(Saved entries)

-*-*-

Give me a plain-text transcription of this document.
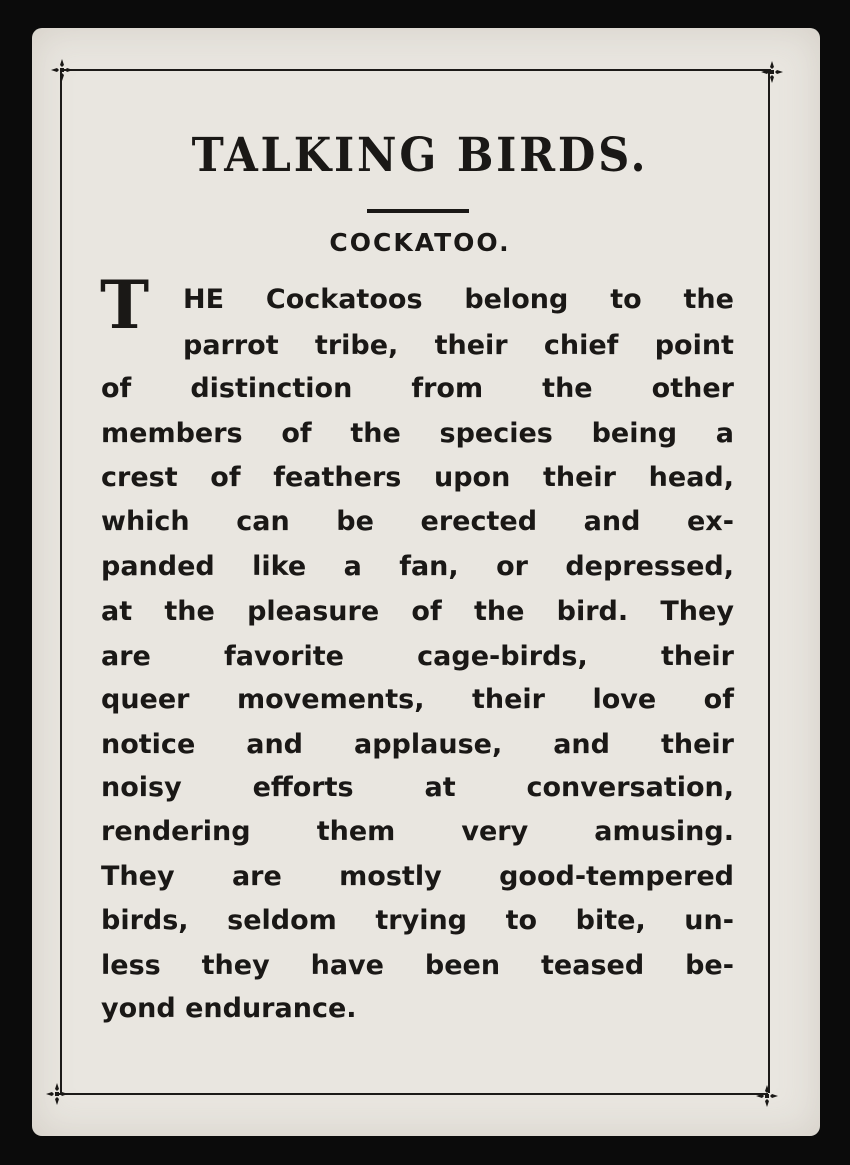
TALKING BIRDS.
COCKATOO.
T HE Cockatoos belong to the
parrot tribe, their chief point
of distinction from the other
members of the species being a
crest of feathers upon their head,
which can be erected and ex-
panded like a fan, or depressed,
at the pleasure of the bird. They
are	favorite	cage-birds,	their
queer movements, their love of
notice and applause, and their
noisy	efforts	at	conversation,
rendering them very amusing.
They are mostly good-tempered
birds, seldom trying to bite, un-
less they have been teased be-
yond endurance.
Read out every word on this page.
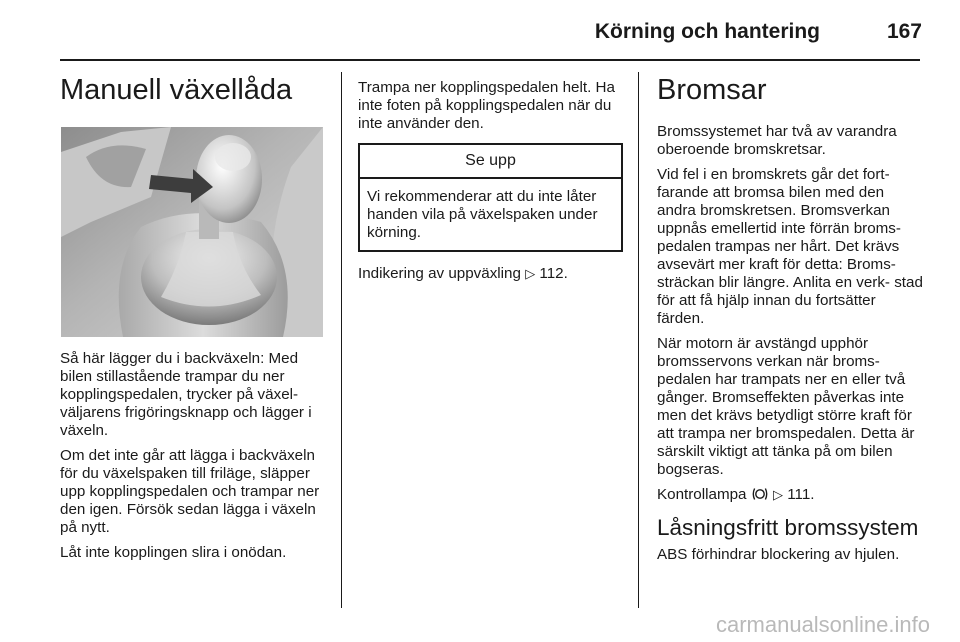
Körning och hantering	167
Manuell växellåda

Så här lägger du i backväxeln: Med bilen stillastående trampar du ner kopplingspedalen, trycker på växel- väljarens frigöringsknapp och lägger i växeln.

Om det inte går att lägga i backväxeln för du växelspaken till friläge, släpper upp kopplingspedalen och trampar ner den igen. Försök sedan lägga i växeln på nytt.

Låt inte kopplingen slira i onödan.

Trampa ner kopplingspedalen helt. Ha inte foten på kopplingspedalen när du inte använder den.

Se upp
Vi rekommenderar att du inte låter handen vila på växelspaken under körning.

Indikering av uppväxling ▷ 112.

Bromsar

Bromssystemet har två av varandra oberoende bromskretsar.

Vid fel i en bromskrets går det fort- farande att bromsa bilen med den andra bromskretsen. Bromsverkan uppnås emellertid inte förrän broms- pedalen trampas ner hårt. Det krävs avsevärt mer kraft för detta: Broms- sträckan blir längre. Anlita en verk- stad för att få hjälp innan du fortsätter färden.

När motorn är avstängd upphör bromsservons verkan när broms- pedalen har trampats ner en eller två gånger. Bromseffekten påverkas inte men det krävs betydligt större kraft för att trampa ner bromspedalen. Detta är särskilt viktigt att tänka på om bilen bogseras.

Kontrollampa ▷ 111.

Låsningsfritt bromssystem

ABS förhindrar blockering av hjulen.

carmanualsonline.info
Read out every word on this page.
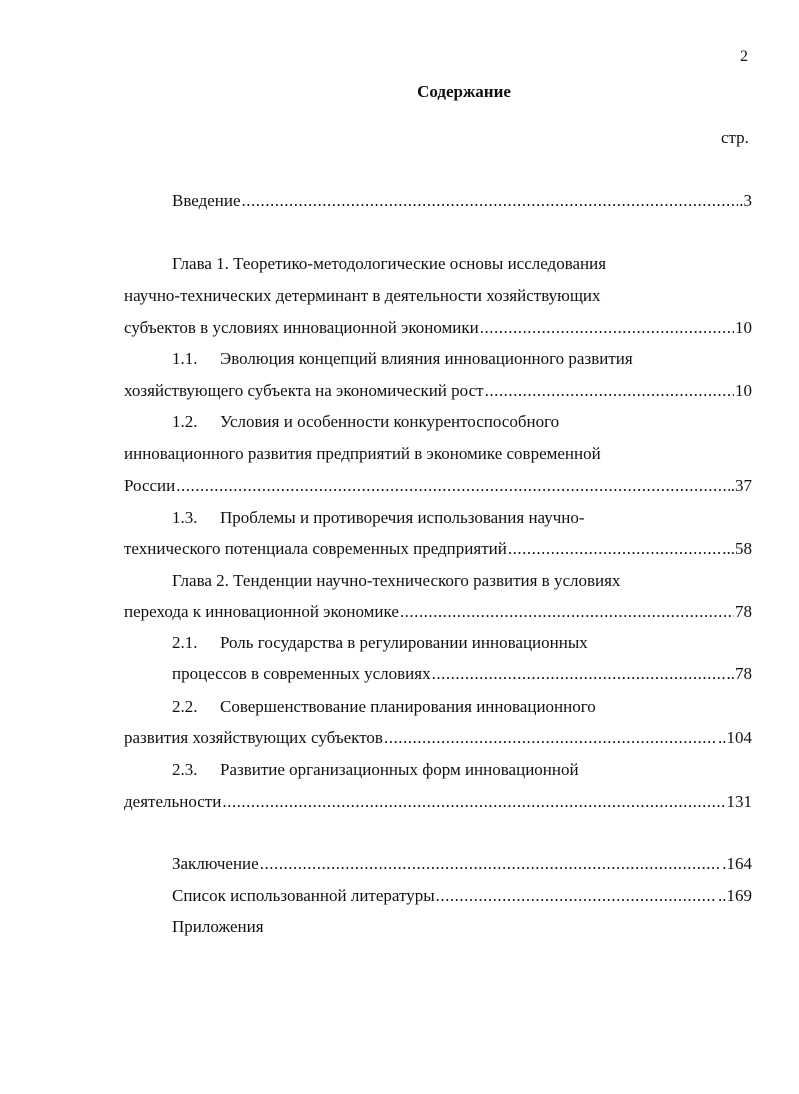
2
Содержание
стр.
Введение .....	.3
Глава 1. Теоретико-методологические основы исследования
научно-технических детерминант в деятельности хозяйствующих
субъектов в условиях инновационной экономики .....	10
1.1. Эволюция концепций влияния инновационного развития
хозяйствующего субъекта на экономический рост .....	10
1.2. Условия и особенности конкурентоспособного
инновационного развития предприятий в экономике современной
России .....	.37
1.3. Проблемы и противоречия использования научно-
технического потенциала современных предприятий .....	...58
Глава 2. Тенденции научно-технического развития в условиях
перехода к инновационной экономике .....	78
2.1. Роль государства в регулировании инновационных
процессов в современных условиях .....	..78
2.2. Совершенствование планирования инновационного
развития хозяйствующих субъектов .....	..104
2.3. Развитие организационных форм инновационной
деятельности .....	131
Заключение .....	.164
Список использованной литературы .....	..169
Приложения
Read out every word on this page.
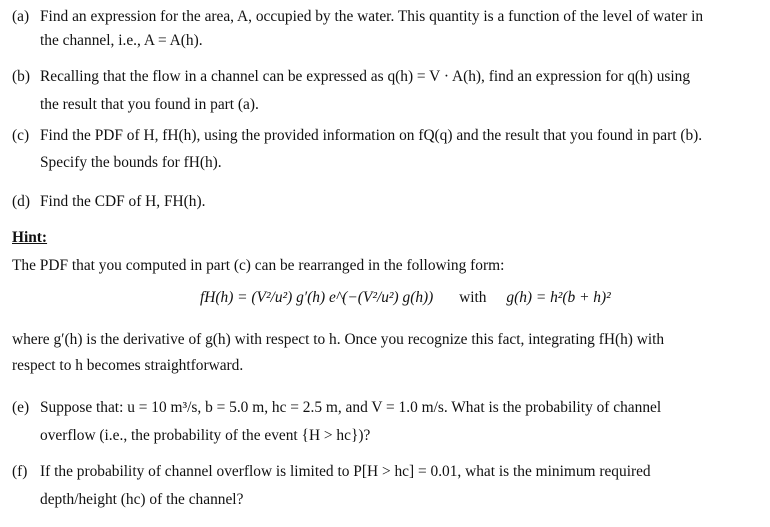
(a) Find an expression for the area, A, occupied by the water. This quantity is a function of the level of water in
the channel, i.e., A = A(h).
(b) Recalling that the flow in a channel can be expressed as q(h) = V · A(h), find an expression for q(h) using
the result that you found in part (a).
(c) Find the PDF of H, fH(h), using the provided information on fQ(q) and the result that you found in part (b).
Specify the bounds for fH(h).
(d) Find the CDF of H, FH(h).
Hint:
The PDF that you computed in part (c) can be rearranged in the following form:
fH(h) = (V²/u²) g′(h) e^(−(V²/u²) g(h)) with g(h) = h²(b + h)²
where g′(h) is the derivative of g(h) with respect to h. Once you recognize this fact, integrating fH(h) with
respect to h becomes straightforward.
(e) Suppose that: u = 10 m³/s, b = 5.0 m, hc = 2.5 m, and V = 1.0 m/s. What is the probability of channel
overflow (i.e., the probability of the event {H > hc})?
(f) If the probability of channel overflow is limited to P[H > hc] = 0.01, what is the minimum required
depth/height (hc) of the channel?
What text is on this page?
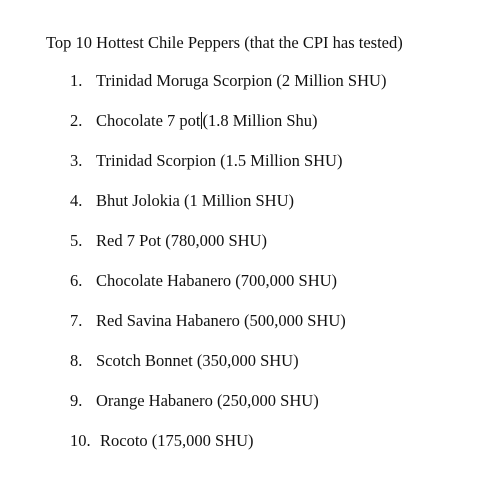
Top 10 Hottest Chile Peppers (that the CPI has tested)
1. Trinidad Moruga Scorpion (2 Million SHU)
2. Chocolate 7 pot (1.8 Million Shu)
3. Trinidad Scorpion (1.5 Million SHU)
4. Bhut Jolokia (1 Million SHU)
5. Red 7 Pot (780,000 SHU)
6. Chocolate Habanero (700,000 SHU)
7. Red Savina Habanero (500,000 SHU)
8. Scotch Bonnet (350,000 SHU)
9. Orange Habanero (250,000 SHU)
10. Rocoto (175,000 SHU)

-*-*-

• **Exercise task**:
Leave out the pictures and output the rest of the material exactly as written.

• **Exercise output**:
Give me a plain-text transcription of this document.
TALKING BIRDS.
COCKATOO.
T HE Cockatoos belong to the
parrot tribe, their chief point
of distinction from the other
members of the species being a
crest of feathers upon their head,
which can be erected and ex-
panded like a fan, or depressed,
at the pleasure of the bird. They
are	favorite	cage-birds,	their
queer movements, their love of
notice and applause, and their
noisy	efforts	at	conversation,
rendering them very amusing.
They are mostly good-tempered
birds, seldom trying to bite, un-
less they have been teased be-
yond endurance.
Read out every word on this page.
Körning och hantering	167
Manuell växellåda

Så här lägger du i backväxeln: Med bilen stillastående trampar du ner kopplingspedalen, trycker på växel- väljarens frigöringsknapp och lägger i växeln.

Om det inte går att lägga i backväxeln för du växelspaken till friläge, släpper upp kopplingspedalen och trampar ner den igen. Försök sedan lägga i växeln på nytt.

Låt inte kopplingen slira i onödan.

Trampa ner kopplingspedalen helt. Ha inte foten på kopplingspedalen när du inte använder den.

Se upp
Vi rekommenderar att du inte låter handen vila på växelspaken under körning.

Indikering av uppväxling ▷ 112.

Bromsar

Bromssystemet har två av varandra oberoende bromskretsar.

Vid fel i en bromskrets går det fort- farande att bromsa bilen med den andra bromskretsen. Bromsverkan uppnås emellertid inte förrän broms- pedalen trampas ner hårt. Det krävs avsevärt mer kraft för detta: Broms- sträckan blir längre. Anlita en verk- stad för att få hjälp innan du fortsätter färden.

När motorn är avstängd upphör bromsservons verkan när broms- pedalen har trampats ner en eller två gånger. Bromseffekten påverkas inte men det krävs betydligt större kraft för att trampa ner bromspedalen. Detta är särskilt viktigt att tänka på om bilen bogseras.

Kontrollampa ▷ 111.

Låsningsfritt bromssystem

ABS förhindrar blockering av hjulen.

carmanualsonline.info
Read out every word on this page.
2
Содержание
стр.
Введение .....	.3
Глава 1. Теоретико-методологические основы исследования
научно-технических детерминант в деятельности хозяйствующих
субъектов в условиях инновационной экономики .....	10
1.1. Эволюция концепций влияния инновационного развития
хозяйствующего субъекта на экономический рост .....	10
1.2. Условия и особенности конкурентоспособного
инновационного развития предприятий в экономике современной
России .....	.37
1.3. Проблемы и противоречия использования научно-
технического потенциала современных предприятий .....	...58
Глава 2. Тенденции научно-технического развития в условиях
перехода к инновационной экономике .....	78
2.1. Роль государства в регулировании инновационных
процессов в современных условиях .....	..78
2.2. Совершенствование планирования инновационного
развития хозяйствующих субъектов .....	..104
2.3. Развитие организационных форм инновационной
деятельности .....	131
Заключение .....	.164
Список использованной литературы .....	..169
Приложения
Read out every word on this page.
(a) Find an expression for the area, A, occupied by the water. This quantity is a function of the level of water in
the channel, i.e., A = A(h).
(b) Recalling that the flow in a channel can be expressed as q(h) = V · A(h), find an expression for q(h) using
the result that you found in part (a).
(c) Find the PDF of H, fH(h), using the provided information on fQ(q) and the result that you found in part (b).
Specify the bounds for fH(h).
(d) Find the CDF of H, FH(h).
Hint:
The PDF that you computed in part (c) can be rearranged in the following form:
fH(h) = (V²/u²) g′(h) e^(−(V²/u²) g(h)) with g(h) = h²(b + h)²
where g′(h) is the derivative of g(h) with respect to h. Once you recognize this fact, integrating fH(h) with
respect to h becomes straightforward.
(e) Suppose that: u = 10 m³/s, b = 5.0 m, hc = 2.5 m, and V = 1.0 m/s. What is the probability of channel
overflow (i.e., the probability of the event {H > hc})?
(f) If the probability of channel overflow is limited to P[H > hc] = 0.01, what is the minimum required
depth/height (hc) of the channel?
What text is on this page?
Top 10 Hottest Chile Peppers (that the CPI has tested)
1. Trinidad Moruga Scorpion (2 Million SHU)
2. Chocolate 7 pot (1.8 Million Shu)
3. Trinidad Scorpion (1.5 Million SHU)
4. Bhut Jolokia (1 Million SHU)
5. Red 7 Pot (780,000 SHU)
6. Chocolate Habanero (700,000 SHU)
7. Red Savina Habanero (500,000 SHU)
8. Scotch Bonnet (350,000 SHU)
9. Orange Habanero (250,000 SHU)
10. Rocoto (175,000 SHU)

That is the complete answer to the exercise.